-- start of Records for the exercise --

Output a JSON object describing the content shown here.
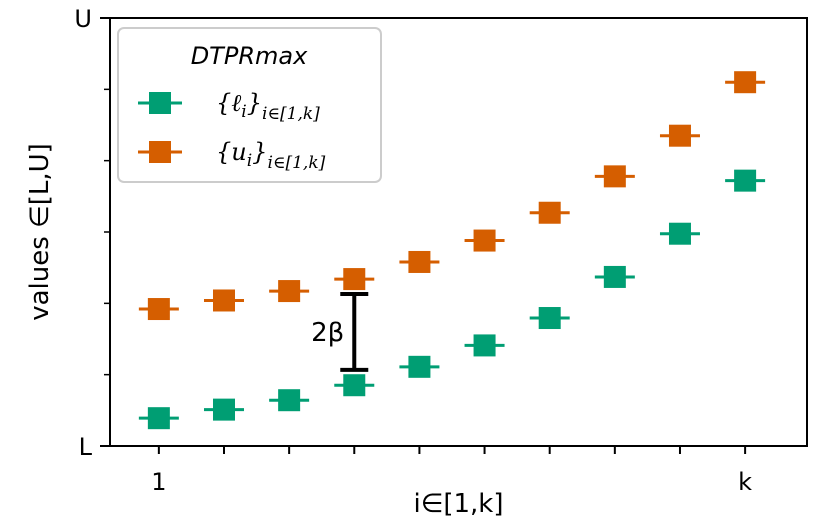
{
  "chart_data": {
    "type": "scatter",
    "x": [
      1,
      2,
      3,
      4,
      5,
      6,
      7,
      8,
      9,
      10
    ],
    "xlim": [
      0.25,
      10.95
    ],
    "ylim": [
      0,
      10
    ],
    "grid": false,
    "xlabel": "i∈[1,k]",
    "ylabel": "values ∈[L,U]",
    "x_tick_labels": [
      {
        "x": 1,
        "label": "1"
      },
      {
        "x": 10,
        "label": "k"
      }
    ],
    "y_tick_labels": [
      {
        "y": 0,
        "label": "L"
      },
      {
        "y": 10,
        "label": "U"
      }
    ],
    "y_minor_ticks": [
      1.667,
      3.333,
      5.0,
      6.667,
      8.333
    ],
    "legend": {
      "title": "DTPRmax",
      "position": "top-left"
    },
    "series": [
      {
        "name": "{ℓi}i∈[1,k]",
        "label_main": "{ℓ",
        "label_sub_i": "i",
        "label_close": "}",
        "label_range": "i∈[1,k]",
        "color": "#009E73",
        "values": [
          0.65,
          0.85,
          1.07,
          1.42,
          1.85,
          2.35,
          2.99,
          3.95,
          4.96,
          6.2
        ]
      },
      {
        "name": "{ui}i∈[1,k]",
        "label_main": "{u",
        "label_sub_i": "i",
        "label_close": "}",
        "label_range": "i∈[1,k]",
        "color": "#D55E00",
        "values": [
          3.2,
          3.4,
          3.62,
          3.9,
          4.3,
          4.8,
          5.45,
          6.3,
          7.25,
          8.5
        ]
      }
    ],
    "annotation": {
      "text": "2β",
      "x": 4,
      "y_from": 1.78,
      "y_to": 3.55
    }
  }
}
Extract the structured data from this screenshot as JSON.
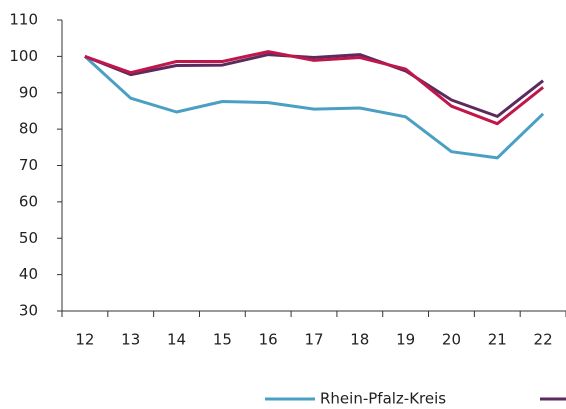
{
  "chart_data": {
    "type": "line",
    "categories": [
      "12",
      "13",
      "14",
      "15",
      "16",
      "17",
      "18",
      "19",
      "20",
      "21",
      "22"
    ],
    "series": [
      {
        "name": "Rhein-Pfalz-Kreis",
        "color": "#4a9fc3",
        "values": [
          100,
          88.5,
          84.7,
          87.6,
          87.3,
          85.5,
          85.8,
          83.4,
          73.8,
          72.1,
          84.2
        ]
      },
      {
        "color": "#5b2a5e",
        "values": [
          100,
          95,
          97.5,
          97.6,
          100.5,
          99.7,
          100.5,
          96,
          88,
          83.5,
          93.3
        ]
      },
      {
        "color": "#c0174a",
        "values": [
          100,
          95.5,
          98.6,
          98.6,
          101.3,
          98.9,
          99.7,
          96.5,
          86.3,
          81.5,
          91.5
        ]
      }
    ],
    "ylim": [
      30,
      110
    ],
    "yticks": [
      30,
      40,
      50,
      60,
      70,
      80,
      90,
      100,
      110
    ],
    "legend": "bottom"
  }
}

-- end of Records for the exercise --

Objective
Word for word, quote the lines above. Omit the pictures.

Answer to the problem
Output a JSON object describing the content shown here.
{
  "chart_data": {
    "type": "scatter",
    "x": [
      1,
      2,
      3,
      4,
      5,
      6,
      7,
      8,
      9,
      10
    ],
    "xlim": [
      0.25,
      10.95
    ],
    "ylim": [
      0,
      10
    ],
    "grid": false,
    "xlabel": "i∈[1,k]",
    "ylabel": "values ∈[L,U]",
    "x_tick_labels": [
      {
        "x": 1,
        "label": "1"
      },
      {
        "x": 10,
        "label": "k"
      }
    ],
    "y_tick_labels": [
      {
        "y": 0,
        "label": "L"
      },
      {
        "y": 10,
        "label": "U"
      }
    ],
    "y_minor_ticks": [
      1.667,
      3.333,
      5.0,
      6.667,
      8.333
    ],
    "legend": {
      "title": "DTPRmax",
      "position": "top-left"
    },
    "series": [
      {
        "name": "{ℓi}i∈[1,k]",
        "label_main": "{ℓ",
        "label_sub_i": "i",
        "label_close": "}",
        "label_range": "i∈[1,k]",
        "color": "#009E73",
        "values": [
          0.65,
          0.85,
          1.07,
          1.42,
          1.85,
          2.35,
          2.99,
          3.95,
          4.96,
          6.2
        ]
      },
      {
        "name": "{ui}i∈[1,k]",
        "label_main": "{u",
        "label_sub_i": "i",
        "label_close": "}",
        "label_range": "i∈[1,k]",
        "color": "#D55E00",
        "values": [
          3.2,
          3.4,
          3.62,
          3.9,
          4.3,
          4.8,
          5.45,
          6.3,
          7.25,
          8.5
        ]
      }
    ],
    "annotation": {
      "text": "2β",
      "x": 4,
      "y_from": 1.78,
      "y_to": 3.55
    }
  }
}
Extract the structured data from this screenshot as JSON.
{
  "chart_data": {
    "type": "line",
    "categories": [
      "12",
      "13",
      "14",
      "15",
      "16",
      "17",
      "18",
      "19",
      "20",
      "21",
      "22"
    ],
    "series": [
      {
        "name": "Rhein-Pfalz-Kreis",
        "color": "#4a9fc3",
        "values": [
          100,
          88.5,
          84.7,
          87.6,
          87.3,
          85.5,
          85.8,
          83.4,
          73.8,
          72.1,
          84.2
        ]
      },
      {
        "color": "#5b2a5e",
        "values": [
          100,
          95,
          97.5,
          97.6,
          100.5,
          99.7,
          100.5,
          96,
          88,
          83.5,
          93.3
        ]
      },
      {
        "color": "#c0174a",
        "values": [
          100,
          95.5,
          98.6,
          98.6,
          101.3,
          98.9,
          99.7,
          96.5,
          86.3,
          81.5,
          91.5
        ]
      }
    ],
    "ylim": [
      30,
      110
    ],
    "yticks": [
      30,
      40,
      50,
      60,
      70,
      80,
      90,
      100,
      110
    ],
    "legend": "bottom"
  }
}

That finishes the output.